_What the exercise asks:_
An exact copy of all the data is required, with pictures left out.

_Entries shown:_
-.-.-

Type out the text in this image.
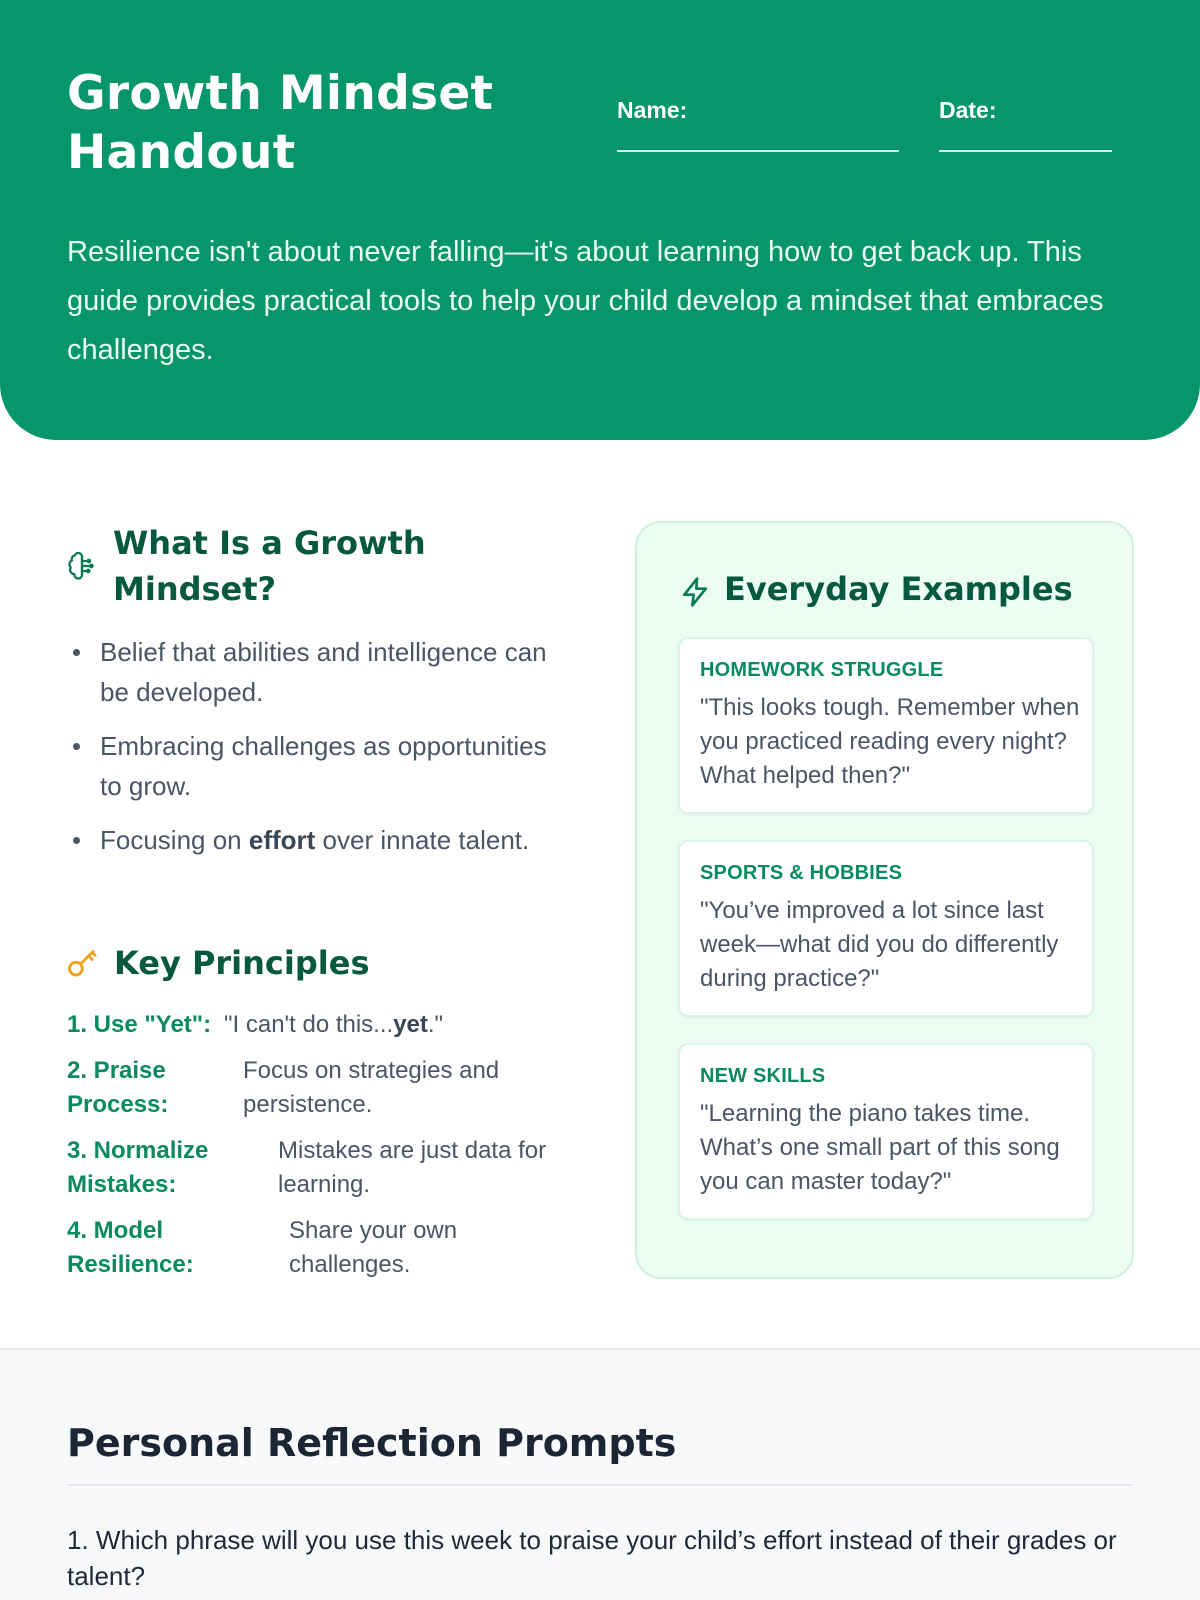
Growth Mindset Handout
Name:	Date:

Resilience isn't about never falling—it's about learning how to get back up. This guide provides practical tools to help your child develop a mindset that embraces challenges.

What Is a Growth Mindset?
Belief that abilities and intelligence can be developed.
Embracing challenges as opportunities to grow.
Focusing on effort over innate talent.
Key Principles
1. Use "Yet": "I can't do this...yet."
2. Praise Process:
Focus on strategies and persistence.
3. Normalize Mistakes:
Mistakes are just data for learning.
4. Model Resilience:
Share your own challenges.
Everyday Examples
HOMEWORK STRUGGLE
"This looks tough. Remember when you practiced reading every night? What helped then?"
SPORTS & HOBBIES
"You’ve improved a lot since last week—what did you do differently during practice?"
NEW SKILLS
"Learning the piano takes time. What’s one small part of this song you can master today?"
Personal Reflection Prompts

1. Which phrase will you use this week to praise your child’s effort instead of their grades or talent?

-.-.-

_Answer in full:_
Type out the text in this image.
Growth Mindset Handout
Name:	Date:

Resilience isn't about never falling—it's about learning how to get back up. This guide provides practical tools to help your child develop a mindset that embraces challenges.

What Is a Growth Mindset?
Belief that abilities and intelligence can be developed.
Embracing challenges as opportunities to grow.
Focusing on effort over innate talent.
Key Principles
1. Use "Yet": "I can't do this...yet."
2. Praise Process:
Focus on strategies and persistence.
3. Normalize Mistakes:
Mistakes are just data for learning.
4. Model Resilience:
Share your own challenges.
Everyday Examples
HOMEWORK STRUGGLE
"This looks tough. Remember when you practiced reading every night? What helped then?"
SPORTS & HOBBIES
"You’ve improved a lot since last week—what did you do differently during practice?"
NEW SKILLS
"Learning the piano takes time. What’s one small part of this song you can master today?"
Personal Reflection Prompts

1. Which phrase will you use this week to praise your child’s effort instead of their grades or talent?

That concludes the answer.